[TEXT EXTRACT]
· · · ·

This Month’s Pattern *

79 Paper Mill

The organization measures progress by the weight and number of documents produced to date.

A project is a voyage for understanding a problem well enough to be able to come up with a solution that fits a given set of constraints. During the voyage, various aspects of the growing understanding need to be communicated to a diverse set of stakeholders. And this understanding is usually communicated using a mixture of paper and electronic documents. The questions you need to ask in designing this communication are: What content are you trying to communicate? and, What are the most effective media for communicating it? Failure to address these difficult questions means that people end up with too much, too little, or the wrong information for them to be able to provide necessary feedback.

Do statements like these sound familiar?

  • “We have to produce the feasibility report by the end of the week.”
  • “The functional spec has to be ready by next Tuesday.”
  • “We have to distribute formal minutes of this meeting to all the stakeholders.”

· · · ·

[INSTRUCTION A] Rewrite the Paper Mill pattern, starting with "79 Paper Mill" and going on through "these sound familiar?", changing "voyage" to "journey".
The Paper Mill pattern and the entries come from separate sources.

· · · ·

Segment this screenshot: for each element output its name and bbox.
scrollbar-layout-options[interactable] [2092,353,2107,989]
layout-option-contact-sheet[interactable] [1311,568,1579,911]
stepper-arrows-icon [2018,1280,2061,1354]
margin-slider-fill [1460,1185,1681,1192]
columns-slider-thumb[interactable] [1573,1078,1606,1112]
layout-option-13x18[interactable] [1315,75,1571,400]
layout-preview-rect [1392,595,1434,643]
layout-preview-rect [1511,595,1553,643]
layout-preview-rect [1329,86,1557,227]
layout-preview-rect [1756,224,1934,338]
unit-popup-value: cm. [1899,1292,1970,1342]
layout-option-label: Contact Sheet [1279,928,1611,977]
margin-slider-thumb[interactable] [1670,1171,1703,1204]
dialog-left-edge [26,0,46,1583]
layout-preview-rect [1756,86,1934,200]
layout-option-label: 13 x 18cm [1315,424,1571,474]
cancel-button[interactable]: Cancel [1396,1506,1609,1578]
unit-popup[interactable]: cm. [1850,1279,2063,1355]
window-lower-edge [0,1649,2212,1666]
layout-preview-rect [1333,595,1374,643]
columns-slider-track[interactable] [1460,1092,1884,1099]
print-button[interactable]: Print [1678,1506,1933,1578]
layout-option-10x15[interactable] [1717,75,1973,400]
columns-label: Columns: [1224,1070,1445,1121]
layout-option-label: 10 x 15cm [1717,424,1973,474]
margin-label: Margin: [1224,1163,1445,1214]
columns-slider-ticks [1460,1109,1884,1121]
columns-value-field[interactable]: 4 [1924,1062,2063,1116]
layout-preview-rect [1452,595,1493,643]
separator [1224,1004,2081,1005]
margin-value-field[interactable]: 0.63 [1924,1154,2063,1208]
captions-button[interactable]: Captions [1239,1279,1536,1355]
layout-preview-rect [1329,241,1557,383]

· · · ·

[INSTRUCTION B] Format the entries as a Markdown table with the columns Num and Line, starting with the first line of the entries and going on through the line with "layout-option-label: 13 x", and leave out blank lines.

[EXERCISE RESPONSE A]
79 Paper Mill

The organization measures progress by the weight and number of documents produced to date.

A project is a journey for understanding a problem well enough to be able to come up with a solution that fits a given set of constraints. During the journey, various aspects of the growing understanding need to be communicated to a diverse set of stakeholders. And this understanding is usually communicated using a mixture of paper and electronic documents. The questions you need to ask in designing this communication are: What content are you trying to communicate? and, What are the most effective media for communicating it? Failure to address these difficult questions means that people end up with too much, too little, or the wrong information for them to be able to provide necessary feedback.

Do statements like these sound familiar?

[EXERCISE RESPONSE B]
| Num | Line |
|---|---|
| 1 | Segment this screenshot: for each element output its name and bbox. |
| 2 | scrollbar-layout-options[interactable] [2092,353,2107,989] |
| 3 | layout-option-contact-sheet[interactable] [1311,568,1579,911] |
| 4 | stepper-arrows-icon [2018,1280,2061,1354] |
| 5 | margin-slider-fill [1460,1185,1681,1192] |
| 6 | columns-slider-thumb[interactable] [1573,1078,1606,1112] |
| 7 | layout-option-13x18[interactable] [1315,75,1571,400] |
| 8 | layout-preview-rect [1392,595,1434,643] |
| 9 | layout-preview-rect [1511,595,1553,643] |
| 10 | layout-preview-rect [1329,86,1557,227] |
| 11 | layout-preview-rect [1756,224,1934,338] |
| 12 | unit-popup-value: cm. [1899,1292,1970,1342] |
| 13 | layout-option-label: Contact Sheet [1279,928,1611,977] |
| 14 | margin-slider-thumb[interactable] [1670,1171,1703,1204] |
| 15 | dialog-left-edge [26,0,46,1583] |
| 16 | layout-preview-rect [1756,86,1934,200] |
| 17 | layout-option-label: 13 x 18cm [1315,424,1571,474] |